**Task prompt:** Copy each line of the records that contains the word "color".

---*---

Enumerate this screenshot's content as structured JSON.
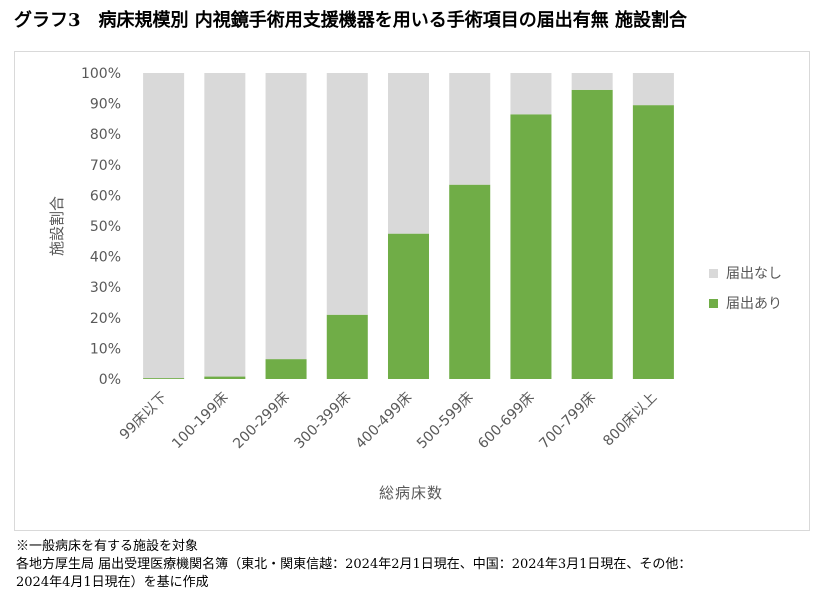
{
  "title": "グラフ3　病床規模別 内視鏡手術用支援機器を用いる手術項目の届出有無 施設割合",
  "notes": [
    "※一般病床を有する施設を対象",
    "各地方厚生局 届出受理医療機関名簿（東北・関東信越：2024年2月1日現在、中国：2024年3月1日現在、その他：",
    "2024年4月1日現在）を基に作成"
  ],
  "chart_data": {
    "type": "bar",
    "stacked": true,
    "categories": [
      "99床以下",
      "100-199床",
      "200-299床",
      "300-399床",
      "400-499床",
      "500-599床",
      "600-699床",
      "700-799床",
      "800床以上"
    ],
    "series": [
      {
        "name": "届出あり",
        "color": "#70ad47",
        "values": [
          0.3,
          0.8,
          6.5,
          21,
          47.5,
          63.5,
          86.5,
          94.5,
          89.5
        ]
      },
      {
        "name": "届出なし",
        "color": "#d9d9d9",
        "values": [
          99.7,
          99.2,
          93.5,
          79,
          52.5,
          36.5,
          13.5,
          5.5,
          10.5
        ]
      }
    ],
    "ylabel": "施設割合",
    "xlabel": "総病床数",
    "ylim": [
      0,
      100
    ],
    "ytick_labels": [
      "0%",
      "10%",
      "20%",
      "30%",
      "40%",
      "50%",
      "60%",
      "70%",
      "80%",
      "90%",
      "100%"
    ],
    "legend": [
      {
        "label": "届出なし",
        "color": "#d9d9d9"
      },
      {
        "label": "届出あり",
        "color": "#70ad47"
      }
    ],
    "legend_position": "right",
    "grid": false
  }
}
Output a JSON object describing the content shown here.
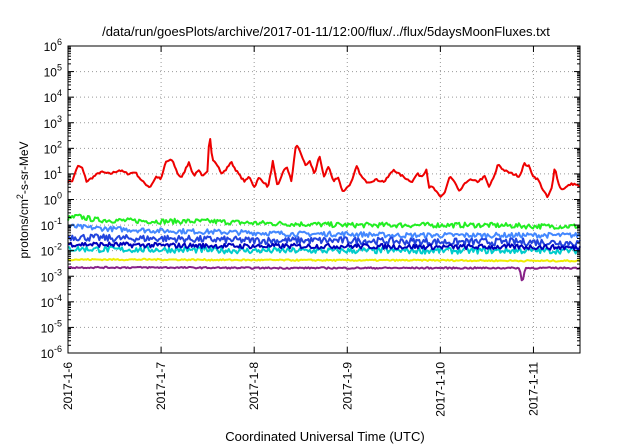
{
  "chart_data": {
    "type": "line",
    "title": "/data/run/goesPlots/archive/2017-01-11/12:00/flux/../flux/5daysMoonFluxes.txt",
    "xlabel": "Coordinated Universal Time (UTC)",
    "ylabel_parts": {
      "base": "protons/cm",
      "sup": "2",
      "tail": "-s-sr-MeV"
    },
    "x_ticks": [
      "2017-1-6",
      "2017-1-7",
      "2017-1-8",
      "2017-1-9",
      "2017-1-10",
      "2017-1-11"
    ],
    "x_range_days": [
      0,
      5.5
    ],
    "y_scale": "log",
    "y_exponents": [
      -6,
      -5,
      -4,
      -3,
      -2,
      -1,
      0,
      1,
      2,
      3,
      4,
      5,
      6
    ],
    "y_tick_base": "10",
    "grid": true,
    "series": [
      {
        "color": "#ee0000",
        "width": 2,
        "noise": 0.04,
        "points": [
          [
            0,
            5
          ],
          [
            0.05,
            5.5
          ],
          [
            0.1,
            20
          ],
          [
            0.15,
            18
          ],
          [
            0.2,
            5
          ],
          [
            0.28,
            8
          ],
          [
            0.35,
            12
          ],
          [
            0.45,
            10
          ],
          [
            0.55,
            14
          ],
          [
            0.65,
            10
          ],
          [
            0.72,
            12
          ],
          [
            0.8,
            5
          ],
          [
            0.88,
            3
          ],
          [
            0.95,
            8
          ],
          [
            1.0,
            6
          ],
          [
            1.05,
            30
          ],
          [
            1.12,
            35
          ],
          [
            1.18,
            10
          ],
          [
            1.22,
            7
          ],
          [
            1.3,
            30
          ],
          [
            1.35,
            8
          ],
          [
            1.4,
            15
          ],
          [
            1.45,
            8
          ],
          [
            1.5,
            12
          ],
          [
            1.52,
            400
          ],
          [
            1.55,
            40
          ],
          [
            1.6,
            25
          ],
          [
            1.65,
            10
          ],
          [
            1.7,
            15
          ],
          [
            1.75,
            30
          ],
          [
            1.8,
            15
          ],
          [
            1.85,
            8
          ],
          [
            1.9,
            5
          ],
          [
            1.95,
            8
          ],
          [
            2.0,
            3
          ],
          [
            2.05,
            7
          ],
          [
            2.1,
            5
          ],
          [
            2.15,
            3
          ],
          [
            2.2,
            30
          ],
          [
            2.25,
            3
          ],
          [
            2.3,
            10
          ],
          [
            2.35,
            20
          ],
          [
            2.4,
            5
          ],
          [
            2.45,
            150
          ],
          [
            2.5,
            70
          ],
          [
            2.55,
            20
          ],
          [
            2.6,
            30
          ],
          [
            2.65,
            10
          ],
          [
            2.7,
            50
          ],
          [
            2.75,
            8
          ],
          [
            2.8,
            20
          ],
          [
            2.85,
            5
          ],
          [
            2.9,
            8
          ],
          [
            2.95,
            2
          ],
          [
            3.0,
            3
          ],
          [
            3.05,
            5
          ],
          [
            3.1,
            20
          ],
          [
            3.15,
            8
          ],
          [
            3.2,
            5
          ],
          [
            3.25,
            5
          ],
          [
            3.3,
            6
          ],
          [
            3.4,
            5
          ],
          [
            3.5,
            15
          ],
          [
            3.55,
            10
          ],
          [
            3.6,
            8
          ],
          [
            3.65,
            6
          ],
          [
            3.7,
            5
          ],
          [
            3.75,
            10
          ],
          [
            3.8,
            8
          ],
          [
            3.85,
            15
          ],
          [
            3.88,
            3
          ],
          [
            3.92,
            3
          ],
          [
            4.0,
            1.2
          ],
          [
            4.05,
            2
          ],
          [
            4.1,
            8
          ],
          [
            4.15,
            5
          ],
          [
            4.2,
            2
          ],
          [
            4.3,
            6
          ],
          [
            4.4,
            5
          ],
          [
            4.48,
            8
          ],
          [
            4.52,
            3
          ],
          [
            4.58,
            8
          ],
          [
            4.62,
            25
          ],
          [
            4.67,
            15
          ],
          [
            4.72,
            12
          ],
          [
            4.78,
            10
          ],
          [
            4.85,
            8
          ],
          [
            4.9,
            25
          ],
          [
            4.95,
            20
          ],
          [
            5.0,
            8
          ],
          [
            5.05,
            6
          ],
          [
            5.1,
            2.5
          ],
          [
            5.15,
            1.2
          ],
          [
            5.18,
            2
          ],
          [
            5.2,
            3
          ],
          [
            5.23,
            20
          ],
          [
            5.27,
            4
          ],
          [
            5.3,
            2.5
          ],
          [
            5.35,
            3
          ],
          [
            5.4,
            4
          ],
          [
            5.45,
            4
          ],
          [
            5.5,
            3
          ]
        ]
      },
      {
        "color": "#22ee22",
        "width": 2,
        "noise": 0.1,
        "points": [
          [
            0,
            0.18
          ],
          [
            0.1,
            0.22
          ],
          [
            0.3,
            0.16
          ],
          [
            0.6,
            0.15
          ],
          [
            1.0,
            0.14
          ],
          [
            1.5,
            0.14
          ],
          [
            2.0,
            0.12
          ],
          [
            2.5,
            0.11
          ],
          [
            3.0,
            0.1
          ],
          [
            3.5,
            0.1
          ],
          [
            4.0,
            0.1
          ],
          [
            4.5,
            0.1
          ],
          [
            5.0,
            0.09
          ],
          [
            5.5,
            0.09
          ]
        ]
      },
      {
        "color": "#4488ff",
        "width": 2,
        "noise": 0.1,
        "points": [
          [
            0,
            0.09
          ],
          [
            0.2,
            0.08
          ],
          [
            0.5,
            0.07
          ],
          [
            1.0,
            0.06
          ],
          [
            1.5,
            0.055
          ],
          [
            2.0,
            0.05
          ],
          [
            2.5,
            0.045
          ],
          [
            3.0,
            0.045
          ],
          [
            3.5,
            0.04
          ],
          [
            4.0,
            0.04
          ],
          [
            4.5,
            0.04
          ],
          [
            5.0,
            0.04
          ],
          [
            5.5,
            0.04
          ]
        ]
      },
      {
        "color": "#2244dd",
        "width": 2,
        "noise": 0.14,
        "points": [
          [
            0,
            0.035
          ],
          [
            0.5,
            0.03
          ],
          [
            1.0,
            0.03
          ],
          [
            2.0,
            0.025
          ],
          [
            3.0,
            0.025
          ],
          [
            4.0,
            0.022
          ],
          [
            5.0,
            0.022
          ],
          [
            5.5,
            0.02
          ]
        ]
      },
      {
        "color": "#00cccc",
        "width": 2,
        "noise": 0.12,
        "points": [
          [
            0,
            0.012
          ],
          [
            0.5,
            0.011
          ],
          [
            1.0,
            0.011
          ],
          [
            2.0,
            0.01
          ],
          [
            3.0,
            0.01
          ],
          [
            4.0,
            0.01
          ],
          [
            5.0,
            0.01
          ],
          [
            5.5,
            0.01
          ]
        ]
      },
      {
        "color": "#0000bb",
        "width": 2,
        "noise": 0.1,
        "points": [
          [
            0,
            0.018
          ],
          [
            0.5,
            0.017
          ],
          [
            1.0,
            0.016
          ],
          [
            2.0,
            0.015
          ],
          [
            3.0,
            0.015
          ],
          [
            4.0,
            0.014
          ],
          [
            5.0,
            0.014
          ],
          [
            5.5,
            0.013
          ]
        ]
      },
      {
        "color": "#eeee00",
        "width": 2,
        "noise": 0.03,
        "points": [
          [
            0,
            0.0045
          ],
          [
            1.0,
            0.0045
          ],
          [
            2.0,
            0.0043
          ],
          [
            3.0,
            0.0042
          ],
          [
            4.0,
            0.0042
          ],
          [
            5.0,
            0.004
          ],
          [
            5.5,
            0.004
          ]
        ]
      },
      {
        "color": "#882288",
        "width": 2,
        "noise": 0.03,
        "points": [
          [
            0,
            0.0022
          ],
          [
            0.5,
            0.0022
          ],
          [
            1.0,
            0.0022
          ],
          [
            2.0,
            0.0021
          ],
          [
            3.0,
            0.0021
          ],
          [
            4.0,
            0.0021
          ],
          [
            4.85,
            0.0021
          ],
          [
            4.88,
            0.0005
          ],
          [
            4.91,
            0.0021
          ],
          [
            5.5,
            0.0021
          ]
        ]
      }
    ]
  }
}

---*---

**Exercise output:**
        "color": "#70ad47",
        "color": "#d9d9d9",
        "color": "#d9d9d9"
        "color": "#70ad47"
        "color": "#ee0000",
        "color": "#22ee22",
        "color": "#4488ff",
        "color": "#2244dd",
        "color": "#00cccc",
        "color": "#0000bb",
        "color": "#eeee00",
        "color": "#882288",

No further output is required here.